** GIVEN REQUEST **
Pick out each line containing the string "alveolitis".

** INFORMATION SUPPLIED **
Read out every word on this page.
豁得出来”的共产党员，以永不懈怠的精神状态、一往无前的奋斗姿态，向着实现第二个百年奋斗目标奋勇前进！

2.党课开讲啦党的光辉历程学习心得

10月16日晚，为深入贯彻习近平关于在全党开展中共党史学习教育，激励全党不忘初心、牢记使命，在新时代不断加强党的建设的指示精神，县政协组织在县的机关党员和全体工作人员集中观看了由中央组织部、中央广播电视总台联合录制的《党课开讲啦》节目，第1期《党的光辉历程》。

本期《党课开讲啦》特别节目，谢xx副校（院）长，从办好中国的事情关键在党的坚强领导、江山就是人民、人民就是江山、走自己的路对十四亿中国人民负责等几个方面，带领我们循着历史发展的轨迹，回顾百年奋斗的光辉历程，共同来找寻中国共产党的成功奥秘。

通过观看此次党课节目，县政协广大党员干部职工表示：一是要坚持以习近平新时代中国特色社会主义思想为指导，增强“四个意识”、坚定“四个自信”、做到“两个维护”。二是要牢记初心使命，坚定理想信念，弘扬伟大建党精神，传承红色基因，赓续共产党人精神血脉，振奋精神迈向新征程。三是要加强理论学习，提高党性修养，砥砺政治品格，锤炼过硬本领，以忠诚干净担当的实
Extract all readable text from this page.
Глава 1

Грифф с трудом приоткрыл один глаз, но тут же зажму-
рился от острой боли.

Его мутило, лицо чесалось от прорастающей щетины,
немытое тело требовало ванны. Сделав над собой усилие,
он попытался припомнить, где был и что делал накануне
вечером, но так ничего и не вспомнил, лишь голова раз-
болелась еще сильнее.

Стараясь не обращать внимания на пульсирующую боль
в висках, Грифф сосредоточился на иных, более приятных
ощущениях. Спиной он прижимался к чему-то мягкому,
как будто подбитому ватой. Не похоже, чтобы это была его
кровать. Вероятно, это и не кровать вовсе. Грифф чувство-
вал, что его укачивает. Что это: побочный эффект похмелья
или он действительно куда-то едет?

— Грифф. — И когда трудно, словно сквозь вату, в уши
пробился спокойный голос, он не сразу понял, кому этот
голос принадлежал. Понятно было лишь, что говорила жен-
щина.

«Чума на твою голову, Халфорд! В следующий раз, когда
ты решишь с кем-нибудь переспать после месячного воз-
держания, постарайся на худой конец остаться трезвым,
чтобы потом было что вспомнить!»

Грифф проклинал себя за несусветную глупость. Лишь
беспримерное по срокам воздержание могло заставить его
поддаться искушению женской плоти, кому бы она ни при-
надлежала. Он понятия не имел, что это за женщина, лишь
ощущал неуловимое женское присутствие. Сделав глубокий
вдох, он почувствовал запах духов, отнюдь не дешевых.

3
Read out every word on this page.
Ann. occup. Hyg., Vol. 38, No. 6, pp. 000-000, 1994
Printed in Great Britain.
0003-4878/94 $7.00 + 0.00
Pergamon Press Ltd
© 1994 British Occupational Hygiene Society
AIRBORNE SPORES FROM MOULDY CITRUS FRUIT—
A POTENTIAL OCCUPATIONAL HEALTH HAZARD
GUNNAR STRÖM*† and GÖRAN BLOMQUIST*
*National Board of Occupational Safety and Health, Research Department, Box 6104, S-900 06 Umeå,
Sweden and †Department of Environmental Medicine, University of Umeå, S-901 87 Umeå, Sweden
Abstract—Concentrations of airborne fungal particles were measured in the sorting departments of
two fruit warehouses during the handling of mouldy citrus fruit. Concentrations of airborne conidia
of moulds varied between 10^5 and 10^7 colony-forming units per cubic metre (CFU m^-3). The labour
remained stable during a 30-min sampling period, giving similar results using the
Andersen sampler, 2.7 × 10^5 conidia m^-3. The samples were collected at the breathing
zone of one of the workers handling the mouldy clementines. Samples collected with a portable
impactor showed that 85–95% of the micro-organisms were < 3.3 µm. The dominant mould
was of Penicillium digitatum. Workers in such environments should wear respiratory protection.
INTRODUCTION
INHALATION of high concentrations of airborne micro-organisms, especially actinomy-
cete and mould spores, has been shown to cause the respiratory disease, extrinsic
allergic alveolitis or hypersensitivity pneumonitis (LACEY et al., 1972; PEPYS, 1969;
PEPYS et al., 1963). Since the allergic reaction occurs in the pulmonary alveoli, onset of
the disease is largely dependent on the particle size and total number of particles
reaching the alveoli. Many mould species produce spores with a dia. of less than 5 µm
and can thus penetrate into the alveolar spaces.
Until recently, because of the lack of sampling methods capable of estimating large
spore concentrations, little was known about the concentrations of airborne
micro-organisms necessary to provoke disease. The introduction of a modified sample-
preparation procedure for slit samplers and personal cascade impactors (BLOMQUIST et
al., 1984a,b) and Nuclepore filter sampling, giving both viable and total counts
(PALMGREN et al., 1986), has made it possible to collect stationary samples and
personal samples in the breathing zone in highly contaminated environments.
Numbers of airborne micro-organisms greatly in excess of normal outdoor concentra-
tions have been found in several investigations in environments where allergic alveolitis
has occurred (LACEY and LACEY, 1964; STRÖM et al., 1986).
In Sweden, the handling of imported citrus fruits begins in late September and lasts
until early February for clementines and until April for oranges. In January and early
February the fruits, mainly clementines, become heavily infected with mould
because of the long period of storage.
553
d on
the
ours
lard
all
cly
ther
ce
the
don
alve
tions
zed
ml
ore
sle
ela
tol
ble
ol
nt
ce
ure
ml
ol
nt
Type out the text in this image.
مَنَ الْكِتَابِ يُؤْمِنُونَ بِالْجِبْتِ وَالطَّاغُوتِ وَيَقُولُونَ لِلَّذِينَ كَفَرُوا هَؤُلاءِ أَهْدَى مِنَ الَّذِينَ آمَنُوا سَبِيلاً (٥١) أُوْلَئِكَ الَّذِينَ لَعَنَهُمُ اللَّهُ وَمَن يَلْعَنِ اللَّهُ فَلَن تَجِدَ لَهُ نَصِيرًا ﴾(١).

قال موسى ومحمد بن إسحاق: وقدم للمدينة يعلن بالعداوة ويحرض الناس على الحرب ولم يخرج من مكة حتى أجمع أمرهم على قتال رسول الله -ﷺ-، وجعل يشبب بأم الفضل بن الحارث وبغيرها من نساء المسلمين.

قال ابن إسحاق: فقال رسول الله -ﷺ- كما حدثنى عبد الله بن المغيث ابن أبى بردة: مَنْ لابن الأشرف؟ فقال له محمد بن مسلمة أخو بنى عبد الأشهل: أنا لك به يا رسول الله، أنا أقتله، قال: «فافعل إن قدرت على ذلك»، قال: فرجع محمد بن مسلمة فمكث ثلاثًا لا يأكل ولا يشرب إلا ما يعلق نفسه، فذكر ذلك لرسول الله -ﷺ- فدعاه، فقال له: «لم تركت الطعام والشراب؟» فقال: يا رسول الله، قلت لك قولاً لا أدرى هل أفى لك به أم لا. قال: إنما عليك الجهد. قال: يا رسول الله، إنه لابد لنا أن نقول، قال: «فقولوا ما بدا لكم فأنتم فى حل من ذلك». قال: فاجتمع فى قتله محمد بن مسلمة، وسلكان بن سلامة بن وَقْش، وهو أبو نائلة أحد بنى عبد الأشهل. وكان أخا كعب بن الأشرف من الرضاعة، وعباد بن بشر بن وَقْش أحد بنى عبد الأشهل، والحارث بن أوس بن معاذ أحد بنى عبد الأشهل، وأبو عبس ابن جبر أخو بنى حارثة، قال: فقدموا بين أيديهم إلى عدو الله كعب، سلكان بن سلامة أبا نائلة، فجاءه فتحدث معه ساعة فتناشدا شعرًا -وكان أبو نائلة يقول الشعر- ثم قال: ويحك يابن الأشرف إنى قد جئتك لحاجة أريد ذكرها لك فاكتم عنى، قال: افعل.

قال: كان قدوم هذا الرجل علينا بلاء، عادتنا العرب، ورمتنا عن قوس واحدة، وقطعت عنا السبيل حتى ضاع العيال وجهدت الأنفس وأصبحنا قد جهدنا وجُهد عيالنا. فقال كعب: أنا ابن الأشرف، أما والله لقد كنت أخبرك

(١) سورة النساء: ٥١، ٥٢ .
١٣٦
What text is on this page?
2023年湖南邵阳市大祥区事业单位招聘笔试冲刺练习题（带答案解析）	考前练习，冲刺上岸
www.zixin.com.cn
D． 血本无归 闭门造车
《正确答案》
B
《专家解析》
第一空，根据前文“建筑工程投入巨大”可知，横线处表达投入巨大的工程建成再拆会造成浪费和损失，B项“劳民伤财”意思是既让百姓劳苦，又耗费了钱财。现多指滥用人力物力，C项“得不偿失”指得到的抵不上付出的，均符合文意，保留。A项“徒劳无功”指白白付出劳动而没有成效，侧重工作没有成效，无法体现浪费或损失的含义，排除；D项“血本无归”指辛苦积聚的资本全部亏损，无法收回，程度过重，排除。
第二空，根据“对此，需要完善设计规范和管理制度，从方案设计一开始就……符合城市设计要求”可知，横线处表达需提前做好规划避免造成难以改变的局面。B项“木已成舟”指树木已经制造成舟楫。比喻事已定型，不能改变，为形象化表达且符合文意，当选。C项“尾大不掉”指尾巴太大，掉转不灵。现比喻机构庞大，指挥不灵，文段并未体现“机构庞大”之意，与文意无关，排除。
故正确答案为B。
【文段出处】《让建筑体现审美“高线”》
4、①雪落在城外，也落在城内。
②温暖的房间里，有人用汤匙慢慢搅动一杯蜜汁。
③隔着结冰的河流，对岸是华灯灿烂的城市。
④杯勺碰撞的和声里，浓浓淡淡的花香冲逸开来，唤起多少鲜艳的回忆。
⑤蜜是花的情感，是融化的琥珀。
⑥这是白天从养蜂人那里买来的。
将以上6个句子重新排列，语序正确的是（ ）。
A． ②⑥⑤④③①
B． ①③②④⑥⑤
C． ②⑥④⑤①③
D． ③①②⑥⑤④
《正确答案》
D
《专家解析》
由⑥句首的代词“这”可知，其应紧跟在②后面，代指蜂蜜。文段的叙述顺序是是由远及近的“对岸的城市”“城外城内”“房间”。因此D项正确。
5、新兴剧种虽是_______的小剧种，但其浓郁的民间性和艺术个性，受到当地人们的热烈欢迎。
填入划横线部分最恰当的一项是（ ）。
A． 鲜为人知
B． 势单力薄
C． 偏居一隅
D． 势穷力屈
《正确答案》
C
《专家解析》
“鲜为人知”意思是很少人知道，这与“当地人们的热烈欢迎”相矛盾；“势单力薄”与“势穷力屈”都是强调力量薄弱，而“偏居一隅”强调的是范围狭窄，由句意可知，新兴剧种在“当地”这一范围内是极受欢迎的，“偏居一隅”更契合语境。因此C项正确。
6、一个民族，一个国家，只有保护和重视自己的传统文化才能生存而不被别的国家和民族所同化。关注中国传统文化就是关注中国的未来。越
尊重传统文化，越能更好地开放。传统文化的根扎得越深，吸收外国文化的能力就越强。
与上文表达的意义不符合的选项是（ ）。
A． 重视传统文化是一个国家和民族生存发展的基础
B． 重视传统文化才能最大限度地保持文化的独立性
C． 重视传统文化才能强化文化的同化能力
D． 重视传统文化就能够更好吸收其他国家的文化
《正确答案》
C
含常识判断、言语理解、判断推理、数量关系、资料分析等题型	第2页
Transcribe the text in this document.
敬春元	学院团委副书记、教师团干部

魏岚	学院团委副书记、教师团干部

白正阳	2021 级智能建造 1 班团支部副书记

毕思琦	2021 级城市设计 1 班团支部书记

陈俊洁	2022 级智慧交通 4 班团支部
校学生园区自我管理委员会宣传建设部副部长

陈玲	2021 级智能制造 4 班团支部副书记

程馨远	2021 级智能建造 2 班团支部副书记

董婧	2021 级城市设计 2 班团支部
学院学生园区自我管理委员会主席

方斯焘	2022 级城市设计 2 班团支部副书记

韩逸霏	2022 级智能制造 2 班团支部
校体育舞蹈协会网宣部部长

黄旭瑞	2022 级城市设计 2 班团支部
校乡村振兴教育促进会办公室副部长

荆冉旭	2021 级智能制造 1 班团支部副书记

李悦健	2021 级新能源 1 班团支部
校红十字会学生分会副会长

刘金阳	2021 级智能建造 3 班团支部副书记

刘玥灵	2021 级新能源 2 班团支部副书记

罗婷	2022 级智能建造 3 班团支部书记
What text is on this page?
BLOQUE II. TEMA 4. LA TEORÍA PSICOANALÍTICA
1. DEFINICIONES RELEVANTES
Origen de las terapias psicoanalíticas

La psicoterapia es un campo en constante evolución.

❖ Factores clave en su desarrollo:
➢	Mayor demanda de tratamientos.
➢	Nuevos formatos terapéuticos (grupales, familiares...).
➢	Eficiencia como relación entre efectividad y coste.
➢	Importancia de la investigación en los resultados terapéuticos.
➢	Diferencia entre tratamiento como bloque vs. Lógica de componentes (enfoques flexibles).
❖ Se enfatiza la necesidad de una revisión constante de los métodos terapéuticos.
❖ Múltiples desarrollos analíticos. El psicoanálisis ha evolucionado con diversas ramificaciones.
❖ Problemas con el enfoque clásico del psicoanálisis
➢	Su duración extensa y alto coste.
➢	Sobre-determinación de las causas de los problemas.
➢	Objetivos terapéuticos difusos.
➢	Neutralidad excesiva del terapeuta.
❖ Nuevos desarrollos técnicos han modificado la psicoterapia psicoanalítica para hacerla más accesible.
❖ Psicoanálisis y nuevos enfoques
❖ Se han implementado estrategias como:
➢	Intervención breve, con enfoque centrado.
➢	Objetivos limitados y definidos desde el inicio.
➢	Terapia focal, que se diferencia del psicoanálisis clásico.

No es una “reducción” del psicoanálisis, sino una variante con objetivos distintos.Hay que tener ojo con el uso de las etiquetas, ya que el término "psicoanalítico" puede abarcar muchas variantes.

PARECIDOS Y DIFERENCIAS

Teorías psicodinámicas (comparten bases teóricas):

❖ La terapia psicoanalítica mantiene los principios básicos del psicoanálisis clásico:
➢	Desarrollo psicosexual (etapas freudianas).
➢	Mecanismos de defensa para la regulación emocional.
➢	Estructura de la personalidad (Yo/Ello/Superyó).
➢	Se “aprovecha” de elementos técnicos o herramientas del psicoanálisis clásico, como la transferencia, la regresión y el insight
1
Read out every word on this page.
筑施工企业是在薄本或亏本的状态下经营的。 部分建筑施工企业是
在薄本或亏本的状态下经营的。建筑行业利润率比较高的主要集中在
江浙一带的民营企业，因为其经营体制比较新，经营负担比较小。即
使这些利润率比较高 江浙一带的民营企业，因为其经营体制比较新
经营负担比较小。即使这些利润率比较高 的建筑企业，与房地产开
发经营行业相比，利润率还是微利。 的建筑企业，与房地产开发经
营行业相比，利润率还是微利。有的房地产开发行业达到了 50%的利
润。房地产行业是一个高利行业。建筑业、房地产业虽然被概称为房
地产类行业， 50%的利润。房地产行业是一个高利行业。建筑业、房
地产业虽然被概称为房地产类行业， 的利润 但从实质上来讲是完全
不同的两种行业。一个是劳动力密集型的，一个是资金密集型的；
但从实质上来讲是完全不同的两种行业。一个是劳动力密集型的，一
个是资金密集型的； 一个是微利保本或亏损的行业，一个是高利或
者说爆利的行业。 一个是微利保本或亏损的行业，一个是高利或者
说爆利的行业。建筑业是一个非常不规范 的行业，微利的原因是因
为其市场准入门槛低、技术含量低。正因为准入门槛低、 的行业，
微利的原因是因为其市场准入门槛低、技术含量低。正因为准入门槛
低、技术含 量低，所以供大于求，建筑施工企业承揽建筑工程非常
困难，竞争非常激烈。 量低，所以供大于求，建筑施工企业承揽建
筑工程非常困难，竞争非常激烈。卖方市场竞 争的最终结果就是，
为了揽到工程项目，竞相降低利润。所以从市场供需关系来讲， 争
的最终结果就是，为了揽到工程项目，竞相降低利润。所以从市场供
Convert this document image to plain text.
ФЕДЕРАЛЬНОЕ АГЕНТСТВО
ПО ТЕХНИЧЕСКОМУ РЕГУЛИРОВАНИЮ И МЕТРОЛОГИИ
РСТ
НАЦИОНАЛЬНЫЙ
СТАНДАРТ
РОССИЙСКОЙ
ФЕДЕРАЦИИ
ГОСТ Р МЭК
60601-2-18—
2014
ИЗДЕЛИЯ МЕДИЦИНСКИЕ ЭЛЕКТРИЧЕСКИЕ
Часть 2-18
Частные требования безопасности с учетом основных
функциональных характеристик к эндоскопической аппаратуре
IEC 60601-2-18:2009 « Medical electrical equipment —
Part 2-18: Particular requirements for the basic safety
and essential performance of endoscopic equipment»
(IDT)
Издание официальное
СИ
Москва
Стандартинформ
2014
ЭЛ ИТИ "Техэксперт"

** SOLUTION TO THE PROBLEM **
allergic alveolitis or hypersensitivity pneumonitis (LACEY et al., 1972; PEPYS, 1969;
tions have been found in several investigations in environments where allergic alveolitis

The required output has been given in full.